Chart and figure data -

......

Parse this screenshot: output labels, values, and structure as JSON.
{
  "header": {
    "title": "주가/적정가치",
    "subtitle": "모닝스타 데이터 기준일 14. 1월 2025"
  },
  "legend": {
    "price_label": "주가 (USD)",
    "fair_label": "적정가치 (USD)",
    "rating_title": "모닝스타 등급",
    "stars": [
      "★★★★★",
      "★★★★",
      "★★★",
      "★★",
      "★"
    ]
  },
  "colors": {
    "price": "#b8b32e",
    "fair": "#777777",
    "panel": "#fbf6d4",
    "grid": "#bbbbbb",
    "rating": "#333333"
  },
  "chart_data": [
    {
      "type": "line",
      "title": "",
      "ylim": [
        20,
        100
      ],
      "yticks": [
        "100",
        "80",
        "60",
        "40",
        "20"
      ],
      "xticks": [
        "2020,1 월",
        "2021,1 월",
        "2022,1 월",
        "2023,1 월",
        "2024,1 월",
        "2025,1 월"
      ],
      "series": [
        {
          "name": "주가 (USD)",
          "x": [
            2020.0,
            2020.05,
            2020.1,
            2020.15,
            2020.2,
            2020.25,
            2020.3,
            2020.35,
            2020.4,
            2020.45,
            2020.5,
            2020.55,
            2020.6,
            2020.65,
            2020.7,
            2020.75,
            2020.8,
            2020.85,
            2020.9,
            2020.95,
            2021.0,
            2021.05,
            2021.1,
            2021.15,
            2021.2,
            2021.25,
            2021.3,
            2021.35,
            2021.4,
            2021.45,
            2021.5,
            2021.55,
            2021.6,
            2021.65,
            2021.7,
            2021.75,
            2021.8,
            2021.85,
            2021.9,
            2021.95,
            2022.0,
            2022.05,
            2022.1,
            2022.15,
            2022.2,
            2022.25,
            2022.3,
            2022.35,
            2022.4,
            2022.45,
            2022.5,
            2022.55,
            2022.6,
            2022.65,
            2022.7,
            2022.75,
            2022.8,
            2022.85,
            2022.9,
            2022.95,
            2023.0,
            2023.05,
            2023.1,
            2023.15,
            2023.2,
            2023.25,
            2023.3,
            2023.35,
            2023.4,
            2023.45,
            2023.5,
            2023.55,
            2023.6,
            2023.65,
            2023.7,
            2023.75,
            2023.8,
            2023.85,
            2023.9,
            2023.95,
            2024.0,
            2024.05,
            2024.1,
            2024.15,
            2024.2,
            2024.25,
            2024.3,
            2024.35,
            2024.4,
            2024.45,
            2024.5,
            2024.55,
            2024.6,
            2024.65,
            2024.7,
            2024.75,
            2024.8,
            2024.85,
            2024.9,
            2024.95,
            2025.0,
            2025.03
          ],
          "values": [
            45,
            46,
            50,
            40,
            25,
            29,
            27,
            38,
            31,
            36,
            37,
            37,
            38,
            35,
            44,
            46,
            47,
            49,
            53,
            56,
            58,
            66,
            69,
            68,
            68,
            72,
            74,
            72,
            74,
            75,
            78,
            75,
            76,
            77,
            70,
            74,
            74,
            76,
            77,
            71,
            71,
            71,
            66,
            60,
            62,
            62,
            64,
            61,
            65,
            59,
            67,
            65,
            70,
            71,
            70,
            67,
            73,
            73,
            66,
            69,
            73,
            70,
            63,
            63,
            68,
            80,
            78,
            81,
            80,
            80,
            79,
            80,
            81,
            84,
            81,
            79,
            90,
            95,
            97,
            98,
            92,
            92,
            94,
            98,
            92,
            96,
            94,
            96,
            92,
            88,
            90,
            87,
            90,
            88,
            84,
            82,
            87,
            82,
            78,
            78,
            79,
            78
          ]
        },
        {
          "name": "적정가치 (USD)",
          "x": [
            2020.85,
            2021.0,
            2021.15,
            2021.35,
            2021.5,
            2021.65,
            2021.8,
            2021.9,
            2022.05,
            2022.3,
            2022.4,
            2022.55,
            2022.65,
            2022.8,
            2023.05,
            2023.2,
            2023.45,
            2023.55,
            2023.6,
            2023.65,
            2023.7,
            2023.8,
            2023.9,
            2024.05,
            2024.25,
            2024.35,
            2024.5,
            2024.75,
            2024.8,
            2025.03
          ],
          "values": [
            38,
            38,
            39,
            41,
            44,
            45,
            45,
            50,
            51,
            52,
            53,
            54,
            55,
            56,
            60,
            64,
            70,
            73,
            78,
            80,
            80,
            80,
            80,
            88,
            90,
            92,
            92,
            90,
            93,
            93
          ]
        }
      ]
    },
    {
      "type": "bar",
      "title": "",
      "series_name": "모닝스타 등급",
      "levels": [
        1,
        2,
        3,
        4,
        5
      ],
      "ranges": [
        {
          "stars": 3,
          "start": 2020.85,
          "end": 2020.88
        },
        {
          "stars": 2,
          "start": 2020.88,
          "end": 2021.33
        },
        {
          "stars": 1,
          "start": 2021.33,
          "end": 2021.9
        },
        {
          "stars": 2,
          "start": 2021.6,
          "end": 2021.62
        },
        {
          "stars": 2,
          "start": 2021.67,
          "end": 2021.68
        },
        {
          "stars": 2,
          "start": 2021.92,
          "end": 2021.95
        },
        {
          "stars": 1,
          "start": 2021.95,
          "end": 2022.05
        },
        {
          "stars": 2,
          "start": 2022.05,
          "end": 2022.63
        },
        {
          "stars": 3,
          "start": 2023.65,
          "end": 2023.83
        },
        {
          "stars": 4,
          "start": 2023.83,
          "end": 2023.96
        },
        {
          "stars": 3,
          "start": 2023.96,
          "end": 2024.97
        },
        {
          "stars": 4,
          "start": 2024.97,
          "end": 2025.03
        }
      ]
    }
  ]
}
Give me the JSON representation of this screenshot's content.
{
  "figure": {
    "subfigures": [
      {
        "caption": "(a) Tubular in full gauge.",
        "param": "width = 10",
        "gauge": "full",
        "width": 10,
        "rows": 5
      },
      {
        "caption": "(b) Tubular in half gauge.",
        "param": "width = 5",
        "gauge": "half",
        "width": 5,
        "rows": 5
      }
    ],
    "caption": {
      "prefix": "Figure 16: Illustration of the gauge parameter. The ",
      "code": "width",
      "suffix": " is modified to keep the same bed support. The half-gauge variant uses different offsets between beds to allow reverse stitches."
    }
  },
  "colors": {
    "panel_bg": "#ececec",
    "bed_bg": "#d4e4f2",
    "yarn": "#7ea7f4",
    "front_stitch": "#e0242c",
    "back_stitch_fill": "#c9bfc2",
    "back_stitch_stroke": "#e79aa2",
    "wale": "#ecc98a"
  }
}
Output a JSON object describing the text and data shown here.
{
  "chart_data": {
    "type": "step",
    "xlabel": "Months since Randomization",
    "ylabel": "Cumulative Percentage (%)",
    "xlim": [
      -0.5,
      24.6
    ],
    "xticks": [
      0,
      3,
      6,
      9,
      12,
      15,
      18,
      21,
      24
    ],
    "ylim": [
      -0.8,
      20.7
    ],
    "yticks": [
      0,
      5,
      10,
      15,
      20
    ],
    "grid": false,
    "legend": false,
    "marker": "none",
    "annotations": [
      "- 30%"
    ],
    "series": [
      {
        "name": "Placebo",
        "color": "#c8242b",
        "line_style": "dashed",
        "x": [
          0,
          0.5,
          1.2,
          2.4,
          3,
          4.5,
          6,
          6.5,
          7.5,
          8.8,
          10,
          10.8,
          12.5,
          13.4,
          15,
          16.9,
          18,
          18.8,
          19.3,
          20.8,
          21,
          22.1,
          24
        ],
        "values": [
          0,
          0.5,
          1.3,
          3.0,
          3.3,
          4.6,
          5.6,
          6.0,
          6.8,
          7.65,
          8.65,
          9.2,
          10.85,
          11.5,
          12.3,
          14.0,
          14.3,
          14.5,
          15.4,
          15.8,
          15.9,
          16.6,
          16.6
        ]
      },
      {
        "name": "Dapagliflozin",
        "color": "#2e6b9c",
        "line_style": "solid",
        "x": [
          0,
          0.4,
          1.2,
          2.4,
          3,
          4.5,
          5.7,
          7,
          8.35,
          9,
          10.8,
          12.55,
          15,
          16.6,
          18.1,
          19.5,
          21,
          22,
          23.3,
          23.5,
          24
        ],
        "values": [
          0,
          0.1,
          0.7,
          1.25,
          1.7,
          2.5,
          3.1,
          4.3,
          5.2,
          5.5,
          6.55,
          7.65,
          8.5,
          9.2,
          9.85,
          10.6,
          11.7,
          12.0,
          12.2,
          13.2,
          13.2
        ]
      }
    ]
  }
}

......

Task prompt - List every line from the entries above in which "JSON" appears.

Answer -
Parse this screenshot: output labels, values, and structure as JSON.
Give me the JSON representation of this screenshot's content.
Output a JSON object describing the text and data shown here.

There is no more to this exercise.